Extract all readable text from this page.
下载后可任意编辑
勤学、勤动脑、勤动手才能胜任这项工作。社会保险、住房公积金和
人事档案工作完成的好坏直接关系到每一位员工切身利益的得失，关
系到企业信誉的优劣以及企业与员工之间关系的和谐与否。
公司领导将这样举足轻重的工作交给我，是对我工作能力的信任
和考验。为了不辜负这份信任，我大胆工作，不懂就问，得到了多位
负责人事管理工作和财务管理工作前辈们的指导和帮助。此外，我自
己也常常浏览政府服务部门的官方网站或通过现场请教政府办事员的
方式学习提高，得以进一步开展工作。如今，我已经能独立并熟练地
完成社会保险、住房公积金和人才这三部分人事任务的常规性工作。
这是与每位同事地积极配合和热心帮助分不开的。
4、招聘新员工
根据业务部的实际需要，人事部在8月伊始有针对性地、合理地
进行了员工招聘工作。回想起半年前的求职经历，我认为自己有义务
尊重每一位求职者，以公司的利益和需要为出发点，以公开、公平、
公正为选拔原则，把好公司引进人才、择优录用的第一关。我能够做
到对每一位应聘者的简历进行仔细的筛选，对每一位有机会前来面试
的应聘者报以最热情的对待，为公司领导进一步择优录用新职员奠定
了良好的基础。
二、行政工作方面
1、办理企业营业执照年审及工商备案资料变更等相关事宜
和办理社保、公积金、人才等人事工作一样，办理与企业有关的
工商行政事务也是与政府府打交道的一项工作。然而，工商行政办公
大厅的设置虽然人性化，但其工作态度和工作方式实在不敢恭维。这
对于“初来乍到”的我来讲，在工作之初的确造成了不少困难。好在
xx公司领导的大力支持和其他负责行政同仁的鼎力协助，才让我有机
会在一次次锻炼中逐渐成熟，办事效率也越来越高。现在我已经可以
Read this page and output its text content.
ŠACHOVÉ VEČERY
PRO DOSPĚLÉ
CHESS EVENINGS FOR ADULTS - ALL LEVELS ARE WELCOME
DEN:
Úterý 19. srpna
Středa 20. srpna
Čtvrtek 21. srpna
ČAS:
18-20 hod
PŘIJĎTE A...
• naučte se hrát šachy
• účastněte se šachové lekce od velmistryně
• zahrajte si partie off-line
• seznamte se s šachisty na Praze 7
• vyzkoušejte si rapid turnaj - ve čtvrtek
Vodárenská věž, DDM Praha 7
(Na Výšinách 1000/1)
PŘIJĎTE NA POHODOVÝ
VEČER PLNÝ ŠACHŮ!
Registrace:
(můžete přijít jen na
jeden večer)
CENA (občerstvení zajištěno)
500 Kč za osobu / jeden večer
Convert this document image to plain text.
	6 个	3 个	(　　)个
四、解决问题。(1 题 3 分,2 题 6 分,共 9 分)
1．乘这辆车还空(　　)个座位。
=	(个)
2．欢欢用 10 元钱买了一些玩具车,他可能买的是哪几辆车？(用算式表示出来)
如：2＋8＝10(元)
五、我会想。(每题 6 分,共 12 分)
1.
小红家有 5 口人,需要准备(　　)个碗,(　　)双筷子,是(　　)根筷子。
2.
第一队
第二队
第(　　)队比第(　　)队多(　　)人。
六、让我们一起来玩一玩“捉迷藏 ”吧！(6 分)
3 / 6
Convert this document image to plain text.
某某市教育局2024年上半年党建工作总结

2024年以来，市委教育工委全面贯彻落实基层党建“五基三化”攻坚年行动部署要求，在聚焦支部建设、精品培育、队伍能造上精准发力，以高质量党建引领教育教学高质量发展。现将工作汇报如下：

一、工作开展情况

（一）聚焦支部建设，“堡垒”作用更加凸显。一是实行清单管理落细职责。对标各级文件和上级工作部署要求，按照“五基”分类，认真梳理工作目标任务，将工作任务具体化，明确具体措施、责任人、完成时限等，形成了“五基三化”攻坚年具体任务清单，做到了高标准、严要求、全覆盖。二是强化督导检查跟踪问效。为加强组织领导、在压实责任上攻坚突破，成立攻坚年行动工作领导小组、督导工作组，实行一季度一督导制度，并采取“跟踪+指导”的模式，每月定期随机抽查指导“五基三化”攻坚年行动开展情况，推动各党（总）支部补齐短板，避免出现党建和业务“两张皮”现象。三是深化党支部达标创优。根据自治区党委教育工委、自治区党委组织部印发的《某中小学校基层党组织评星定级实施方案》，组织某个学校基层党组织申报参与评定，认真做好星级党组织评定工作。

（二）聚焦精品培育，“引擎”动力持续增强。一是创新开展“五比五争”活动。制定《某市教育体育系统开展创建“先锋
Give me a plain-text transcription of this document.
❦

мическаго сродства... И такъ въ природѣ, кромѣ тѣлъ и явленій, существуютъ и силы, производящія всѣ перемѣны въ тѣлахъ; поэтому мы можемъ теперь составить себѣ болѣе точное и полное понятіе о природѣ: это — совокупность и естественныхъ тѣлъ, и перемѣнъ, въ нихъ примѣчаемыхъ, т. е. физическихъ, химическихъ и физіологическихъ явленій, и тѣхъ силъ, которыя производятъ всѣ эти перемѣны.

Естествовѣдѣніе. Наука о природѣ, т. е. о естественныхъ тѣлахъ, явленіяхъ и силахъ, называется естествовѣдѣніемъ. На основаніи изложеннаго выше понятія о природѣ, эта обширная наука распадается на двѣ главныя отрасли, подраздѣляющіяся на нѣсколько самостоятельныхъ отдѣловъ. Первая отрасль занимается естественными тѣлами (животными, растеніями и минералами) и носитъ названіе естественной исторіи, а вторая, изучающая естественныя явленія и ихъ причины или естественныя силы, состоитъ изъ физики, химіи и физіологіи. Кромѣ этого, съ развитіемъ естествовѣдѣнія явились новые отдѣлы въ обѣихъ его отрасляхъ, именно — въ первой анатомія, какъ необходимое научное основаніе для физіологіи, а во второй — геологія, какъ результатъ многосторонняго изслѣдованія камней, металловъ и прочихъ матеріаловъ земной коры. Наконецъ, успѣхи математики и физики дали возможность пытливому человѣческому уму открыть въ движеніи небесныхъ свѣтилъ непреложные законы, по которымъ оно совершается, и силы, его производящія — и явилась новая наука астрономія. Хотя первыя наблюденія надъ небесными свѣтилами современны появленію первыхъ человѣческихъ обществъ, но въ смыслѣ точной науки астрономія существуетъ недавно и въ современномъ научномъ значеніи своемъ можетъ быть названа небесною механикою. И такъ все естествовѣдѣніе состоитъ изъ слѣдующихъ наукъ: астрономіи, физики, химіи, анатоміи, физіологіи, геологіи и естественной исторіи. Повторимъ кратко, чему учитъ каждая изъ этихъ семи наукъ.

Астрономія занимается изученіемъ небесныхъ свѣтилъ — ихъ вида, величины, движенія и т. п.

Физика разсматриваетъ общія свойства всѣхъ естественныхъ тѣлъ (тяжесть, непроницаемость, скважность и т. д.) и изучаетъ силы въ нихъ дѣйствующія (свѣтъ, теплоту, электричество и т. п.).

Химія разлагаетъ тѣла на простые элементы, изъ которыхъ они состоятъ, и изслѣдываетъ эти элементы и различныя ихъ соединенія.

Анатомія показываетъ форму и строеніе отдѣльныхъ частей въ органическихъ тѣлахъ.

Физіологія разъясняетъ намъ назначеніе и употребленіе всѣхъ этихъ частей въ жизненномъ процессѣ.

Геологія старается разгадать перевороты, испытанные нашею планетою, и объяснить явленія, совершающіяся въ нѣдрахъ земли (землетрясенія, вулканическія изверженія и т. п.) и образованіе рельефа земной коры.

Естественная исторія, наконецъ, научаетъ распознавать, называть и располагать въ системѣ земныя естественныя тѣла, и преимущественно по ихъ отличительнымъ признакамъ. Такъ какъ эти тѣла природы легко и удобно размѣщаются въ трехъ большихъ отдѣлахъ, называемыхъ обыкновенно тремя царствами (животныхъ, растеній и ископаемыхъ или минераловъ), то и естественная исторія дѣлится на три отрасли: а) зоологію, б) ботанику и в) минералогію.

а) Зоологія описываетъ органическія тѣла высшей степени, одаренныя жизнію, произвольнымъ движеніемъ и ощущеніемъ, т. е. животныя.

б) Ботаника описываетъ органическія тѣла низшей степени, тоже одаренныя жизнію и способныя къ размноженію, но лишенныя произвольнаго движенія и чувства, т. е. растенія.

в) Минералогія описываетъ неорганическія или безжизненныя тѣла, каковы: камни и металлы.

• • • •

▸ Written request:
Check each line above for the word "jeden" and copy the ones that have it.

▸ Correct answer:
jeden večer)
500 Kč za osobu / jeden večer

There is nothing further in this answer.